PROBLEM. Please retype the records below exactly, leaving out any pictures.

Figure content listings
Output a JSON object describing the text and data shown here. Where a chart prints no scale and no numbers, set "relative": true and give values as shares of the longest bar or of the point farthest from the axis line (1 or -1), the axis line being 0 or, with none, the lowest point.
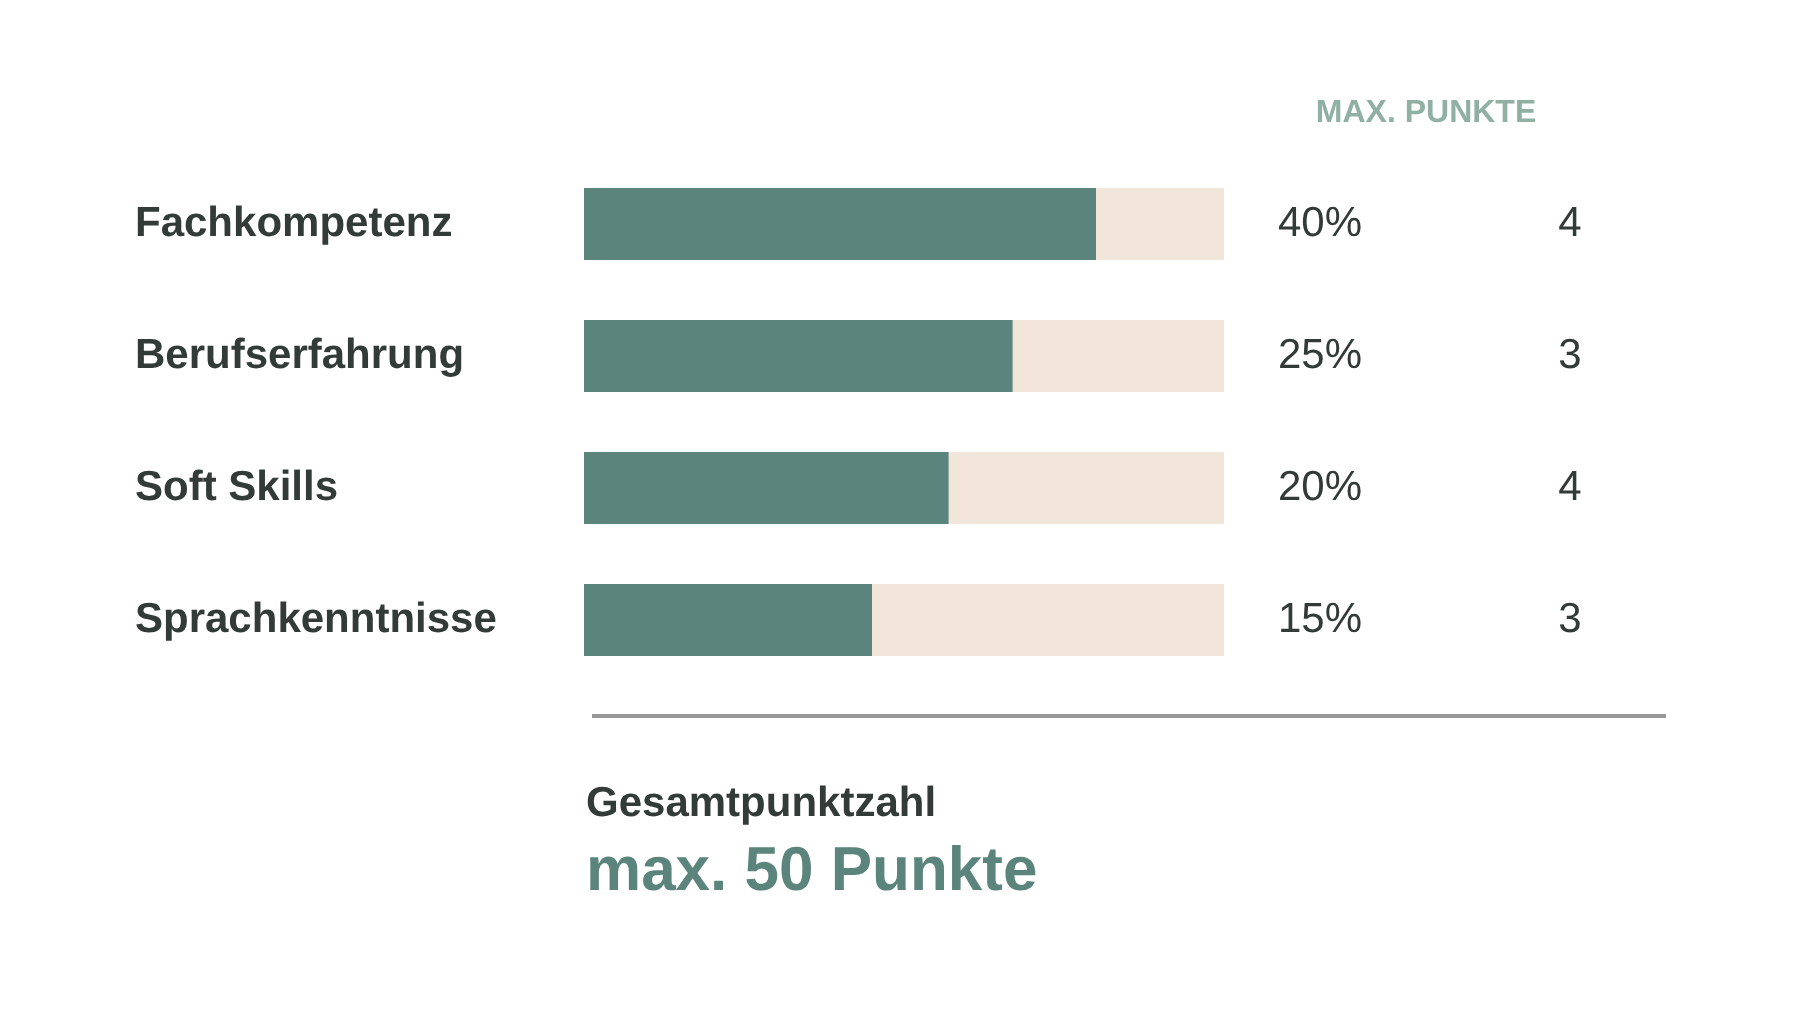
{
  "chart_data": {
    "type": "bar",
    "orientation": "horizontal",
    "stacked": true,
    "relative": true,
    "categories": [
      "Fachkompetenz",
      "Berufserfahrung",
      "Soft Skills",
      "Sprachkenntnisse"
    ],
    "series": [
      {
        "color": "#5b857c",
        "values": [
          0.8,
          0.67,
          0.57,
          0.45
        ]
      },
      {
        "color": "#f2e6da",
        "values": [
          0.2,
          0.33,
          0.43,
          0.55
        ]
      }
    ],
    "annotations": [
      "MAX. PUNKTE",
      "40%",
      "4",
      "25%",
      "3",
      "20%",
      "4",
      "15%",
      "3",
      "Gesamtpunktzahl",
      "max. 50 Punkte"
    ]
  }
}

CORRECT ANSWER.
Output a JSON object describing the text and data shown here. Where a chart prints no scale and no numbers, set "relative": true and give values as shares of the longest bar or of the point farthest from the axis line (1 or -1), the axis line being 0 or, with none, the lowest point.
{
  "chart_data": {
    "type": "bar",
    "orientation": "horizontal",
    "stacked": true,
    "relative": true,
    "categories": [
      "Fachkompetenz",
      "Berufserfahrung",
      "Soft Skills",
      "Sprachkenntnisse"
    ],
    "series": [
      {
        "color": "#5b857c",
        "values": [
          0.8,
          0.67,
          0.57,
          0.45
        ]
      },
      {
        "color": "#f2e6da",
        "values": [
          0.2,
          0.33,
          0.43,
          0.55
        ]
      }
    ],
    "annotations": [
      "MAX. PUNKTE",
      "40%",
      "4",
      "25%",
      "3",
      "20%",
      "4",
      "15%",
      "3",
      "Gesamtpunktzahl",
      "max. 50 Punkte"
    ]
  }
}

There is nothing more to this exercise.